• _SET PROBLEM_
Can all of these lines be returned exactly?
———
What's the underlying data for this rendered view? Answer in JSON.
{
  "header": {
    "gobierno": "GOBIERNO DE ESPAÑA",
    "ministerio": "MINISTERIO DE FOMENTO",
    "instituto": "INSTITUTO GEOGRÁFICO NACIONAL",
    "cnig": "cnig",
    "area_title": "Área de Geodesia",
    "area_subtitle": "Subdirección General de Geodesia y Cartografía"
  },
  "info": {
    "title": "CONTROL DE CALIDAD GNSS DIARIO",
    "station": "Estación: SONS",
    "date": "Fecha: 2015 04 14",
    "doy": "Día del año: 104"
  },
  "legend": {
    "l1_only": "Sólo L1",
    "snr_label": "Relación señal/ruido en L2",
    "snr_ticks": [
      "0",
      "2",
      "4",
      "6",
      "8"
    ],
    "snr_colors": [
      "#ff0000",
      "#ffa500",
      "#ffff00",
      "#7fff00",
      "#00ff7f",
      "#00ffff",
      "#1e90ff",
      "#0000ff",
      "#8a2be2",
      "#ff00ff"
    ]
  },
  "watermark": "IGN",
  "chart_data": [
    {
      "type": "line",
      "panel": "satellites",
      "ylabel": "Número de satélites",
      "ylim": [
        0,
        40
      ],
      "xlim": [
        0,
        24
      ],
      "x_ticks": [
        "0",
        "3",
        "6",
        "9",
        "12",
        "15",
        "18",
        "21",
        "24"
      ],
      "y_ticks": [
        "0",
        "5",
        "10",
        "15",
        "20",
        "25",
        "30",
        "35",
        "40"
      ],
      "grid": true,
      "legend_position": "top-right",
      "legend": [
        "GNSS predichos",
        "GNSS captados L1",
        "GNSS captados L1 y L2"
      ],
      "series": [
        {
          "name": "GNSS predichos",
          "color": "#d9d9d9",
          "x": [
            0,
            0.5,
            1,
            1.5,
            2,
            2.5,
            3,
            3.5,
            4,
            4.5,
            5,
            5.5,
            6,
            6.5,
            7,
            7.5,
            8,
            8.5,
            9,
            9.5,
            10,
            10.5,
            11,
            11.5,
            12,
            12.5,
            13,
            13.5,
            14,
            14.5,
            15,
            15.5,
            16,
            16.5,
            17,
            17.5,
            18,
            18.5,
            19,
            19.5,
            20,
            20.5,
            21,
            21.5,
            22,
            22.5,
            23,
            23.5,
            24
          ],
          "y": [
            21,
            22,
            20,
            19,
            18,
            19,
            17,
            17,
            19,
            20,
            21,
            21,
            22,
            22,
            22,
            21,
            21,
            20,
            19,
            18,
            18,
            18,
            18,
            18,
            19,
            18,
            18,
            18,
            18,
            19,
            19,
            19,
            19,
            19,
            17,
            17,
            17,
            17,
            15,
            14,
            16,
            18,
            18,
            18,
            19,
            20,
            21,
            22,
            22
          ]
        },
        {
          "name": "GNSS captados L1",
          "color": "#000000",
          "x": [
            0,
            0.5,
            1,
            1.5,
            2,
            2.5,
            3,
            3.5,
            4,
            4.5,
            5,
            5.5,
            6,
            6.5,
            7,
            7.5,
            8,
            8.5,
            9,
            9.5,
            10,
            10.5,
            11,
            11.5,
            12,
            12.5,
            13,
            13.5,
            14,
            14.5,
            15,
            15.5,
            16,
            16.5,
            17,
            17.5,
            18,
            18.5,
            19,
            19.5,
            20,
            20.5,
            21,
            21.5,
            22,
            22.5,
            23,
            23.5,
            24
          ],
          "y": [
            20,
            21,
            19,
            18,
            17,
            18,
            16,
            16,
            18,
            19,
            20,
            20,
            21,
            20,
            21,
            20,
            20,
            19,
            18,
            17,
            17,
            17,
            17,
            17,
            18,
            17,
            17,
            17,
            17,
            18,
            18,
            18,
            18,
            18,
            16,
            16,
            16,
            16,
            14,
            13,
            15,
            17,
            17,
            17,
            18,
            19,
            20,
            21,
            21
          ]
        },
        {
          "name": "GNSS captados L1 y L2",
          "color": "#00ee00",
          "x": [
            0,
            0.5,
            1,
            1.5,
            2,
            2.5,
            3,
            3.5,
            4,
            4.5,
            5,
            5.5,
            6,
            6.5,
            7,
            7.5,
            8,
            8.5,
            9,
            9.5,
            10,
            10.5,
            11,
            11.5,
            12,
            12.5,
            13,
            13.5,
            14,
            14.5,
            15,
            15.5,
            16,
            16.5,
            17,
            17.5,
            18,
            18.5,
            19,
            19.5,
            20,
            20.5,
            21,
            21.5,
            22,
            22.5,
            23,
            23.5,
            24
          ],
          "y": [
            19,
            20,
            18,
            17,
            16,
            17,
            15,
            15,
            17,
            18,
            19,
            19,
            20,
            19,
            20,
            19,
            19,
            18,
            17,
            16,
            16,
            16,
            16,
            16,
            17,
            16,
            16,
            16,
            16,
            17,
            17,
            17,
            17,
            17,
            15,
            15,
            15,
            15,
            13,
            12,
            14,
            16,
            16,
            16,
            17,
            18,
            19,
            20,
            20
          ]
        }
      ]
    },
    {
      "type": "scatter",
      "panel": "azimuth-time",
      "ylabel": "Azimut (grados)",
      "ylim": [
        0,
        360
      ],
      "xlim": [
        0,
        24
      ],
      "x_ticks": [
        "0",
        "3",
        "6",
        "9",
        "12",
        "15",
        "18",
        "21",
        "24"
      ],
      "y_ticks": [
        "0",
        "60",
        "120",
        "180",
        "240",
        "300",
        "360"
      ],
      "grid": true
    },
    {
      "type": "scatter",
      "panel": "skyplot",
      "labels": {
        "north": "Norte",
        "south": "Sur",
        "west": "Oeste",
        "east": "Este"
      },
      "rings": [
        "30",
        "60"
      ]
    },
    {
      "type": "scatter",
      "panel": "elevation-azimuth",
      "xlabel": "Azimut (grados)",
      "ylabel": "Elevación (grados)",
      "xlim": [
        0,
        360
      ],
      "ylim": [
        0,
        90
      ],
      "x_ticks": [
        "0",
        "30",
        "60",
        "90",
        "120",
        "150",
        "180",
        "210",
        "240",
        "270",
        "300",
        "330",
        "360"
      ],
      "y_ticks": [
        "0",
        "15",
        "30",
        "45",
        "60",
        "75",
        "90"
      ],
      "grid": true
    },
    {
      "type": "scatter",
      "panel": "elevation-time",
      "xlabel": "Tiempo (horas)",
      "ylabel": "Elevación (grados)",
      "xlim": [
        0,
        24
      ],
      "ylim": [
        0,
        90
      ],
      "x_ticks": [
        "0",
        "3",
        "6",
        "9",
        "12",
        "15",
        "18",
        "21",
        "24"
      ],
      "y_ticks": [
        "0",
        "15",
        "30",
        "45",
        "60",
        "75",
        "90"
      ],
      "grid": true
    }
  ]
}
———
• _FINAL RESULT_
What's the underlying data for this rendered view? Answer in JSON.
{
  "header": {
    "gobierno": "GOBIERNO DE ESPAÑA",
    "ministerio": "MINISTERIO DE FOMENTO",
    "instituto": "INSTITUTO GEOGRÁFICO NACIONAL",
    "cnig": "cnig",
    "area_title": "Área de Geodesia",
    "area_subtitle": "Subdirección General de Geodesia y Cartografía"
  },
  "info": {
    "title": "CONTROL DE CALIDAD GNSS DIARIO",
    "station": "Estación: SONS",
    "date": "Fecha: 2015 04 14",
    "doy": "Día del año: 104"
  },
  "legend": {
    "l1_only": "Sólo L1",
    "snr_label": "Relación señal/ruido en L2",
    "snr_ticks": [
      "0",
      "2",
      "4",
      "6",
      "8"
    ],
    "snr_colors": [
      "#ff0000",
      "#ffa500",
      "#ffff00",
      "#7fff00",
      "#00ff7f",
      "#00ffff",
      "#1e90ff",
      "#0000ff",
      "#8a2be2",
      "#ff00ff"
    ]
  },
  "watermark": "IGN",
  "chart_data": [
    {
      "type": "line",
      "panel": "satellites",
      "ylabel": "Número de satélites",
      "ylim": [
        0,
        40
      ],
      "xlim": [
        0,
        24
      ],
      "x_ticks": [
        "0",
        "3",
        "6",
        "9",
        "12",
        "15",
        "18",
        "21",
        "24"
      ],
      "y_ticks": [
        "0",
        "5",
        "10",
        "15",
        "20",
        "25",
        "30",
        "35",
        "40"
      ],
      "grid": true,
      "legend_position": "top-right",
      "legend": [
        "GNSS predichos",
        "GNSS captados L1",
        "GNSS captados L1 y L2"
      ],
      "series": [
        {
          "name": "GNSS predichos",
          "color": "#d9d9d9",
          "x": [
            0,
            0.5,
            1,
            1.5,
            2,
            2.5,
            3,
            3.5,
            4,
            4.5,
            5,
            5.5,
            6,
            6.5,
            7,
            7.5,
            8,
            8.5,
            9,
            9.5,
            10,
            10.5,
            11,
            11.5,
            12,
            12.5,
            13,
            13.5,
            14,
            14.5,
            15,
            15.5,
            16,
            16.5,
            17,
            17.5,
            18,
            18.5,
            19,
            19.5,
            20,
            20.5,
            21,
            21.5,
            22,
            22.5,
            23,
            23.5,
            24
          ],
          "y": [
            21,
            22,
            20,
            19,
            18,
            19,
            17,
            17,
            19,
            20,
            21,
            21,
            22,
            22,
            22,
            21,
            21,
            20,
            19,
            18,
            18,
            18,
            18,
            18,
            19,
            18,
            18,
            18,
            18,
            19,
            19,
            19,
            19,
            19,
            17,
            17,
            17,
            17,
            15,
            14,
            16,
            18,
            18,
            18,
            19,
            20,
            21,
            22,
            22
          ]
        },
        {
          "name": "GNSS captados L1",
          "color": "#000000",
          "x": [
            0,
            0.5,
            1,
            1.5,
            2,
            2.5,
            3,
            3.5,
            4,
            4.5,
            5,
            5.5,
            6,
            6.5,
            7,
            7.5,
            8,
            8.5,
            9,
            9.5,
            10,
            10.5,
            11,
            11.5,
            12,
            12.5,
            13,
            13.5,
            14,
            14.5,
            15,
            15.5,
            16,
            16.5,
            17,
            17.5,
            18,
            18.5,
            19,
            19.5,
            20,
            20.5,
            21,
            21.5,
            22,
            22.5,
            23,
            23.5,
            24
          ],
          "y": [
            20,
            21,
            19,
            18,
            17,
            18,
            16,
            16,
            18,
            19,
            20,
            20,
            21,
            20,
            21,
            20,
            20,
            19,
            18,
            17,
            17,
            17,
            17,
            17,
            18,
            17,
            17,
            17,
            17,
            18,
            18,
            18,
            18,
            18,
            16,
            16,
            16,
            16,
            14,
            13,
            15,
            17,
            17,
            17,
            18,
            19,
            20,
            21,
            21
          ]
        },
        {
          "name": "GNSS captados L1 y L2",
          "color": "#00ee00",
          "x": [
            0,
            0.5,
            1,
            1.5,
            2,
            2.5,
            3,
            3.5,
            4,
            4.5,
            5,
            5.5,
            6,
            6.5,
            7,
            7.5,
            8,
            8.5,
            9,
            9.5,
            10,
            10.5,
            11,
            11.5,
            12,
            12.5,
            13,
            13.5,
            14,
            14.5,
            15,
            15.5,
            16,
            16.5,
            17,
            17.5,
            18,
            18.5,
            19,
            19.5,
            20,
            20.5,
            21,
            21.5,
            22,
            22.5,
            23,
            23.5,
            24
          ],
          "y": [
            19,
            20,
            18,
            17,
            16,
            17,
            15,
            15,
            17,
            18,
            19,
            19,
            20,
            19,
            20,
            19,
            19,
            18,
            17,
            16,
            16,
            16,
            16,
            16,
            17,
            16,
            16,
            16,
            16,
            17,
            17,
            17,
            17,
            17,
            15,
            15,
            15,
            15,
            13,
            12,
            14,
            16,
            16,
            16,
            17,
            18,
            19,
            20,
            20
          ]
        }
      ]
    },
    {
      "type": "scatter",
      "panel": "azimuth-time",
      "ylabel": "Azimut (grados)",
      "ylim": [
        0,
        360
      ],
      "xlim": [
        0,
        24
      ],
      "x_ticks": [
        "0",
        "3",
        "6",
        "9",
        "12",
        "15",
        "18",
        "21",
        "24"
      ],
      "y_ticks": [
        "0",
        "60",
        "120",
        "180",
        "240",
        "300",
        "360"
      ],
      "grid": true
    },
    {
      "type": "scatter",
      "panel": "skyplot",
      "labels": {
        "north": "Norte",
        "south": "Sur",
        "west": "Oeste",
        "east": "Este"
      },
      "rings": [
        "30",
        "60"
      ]
    },
    {
      "type": "scatter",
      "panel": "elevation-azimuth",
      "xlabel": "Azimut (grados)",
      "ylabel": "Elevación (grados)",
      "xlim": [
        0,
        360
      ],
      "ylim": [
        0,
        90
      ],
      "x_ticks": [
        "0",
        "30",
        "60",
        "90",
        "120",
        "150",
        "180",
        "210",
        "240",
        "270",
        "300",
        "330",
        "360"
      ],
      "y_ticks": [
        "0",
        "15",
        "30",
        "45",
        "60",
        "75",
        "90"
      ],
      "grid": true
    },
    {
      "type": "scatter",
      "panel": "elevation-time",
      "xlabel": "Tiempo (horas)",
      "ylabel": "Elevación (grados)",
      "xlim": [
        0,
        24
      ],
      "ylim": [
        0,
        90
      ],
      "x_ticks": [
        "0",
        "3",
        "6",
        "9",
        "12",
        "15",
        "18",
        "21",
        "24"
      ],
      "y_ticks": [
        "0",
        "15",
        "30",
        "45",
        "60",
        "75",
        "90"
      ],
      "grid": true
    }
  ]
}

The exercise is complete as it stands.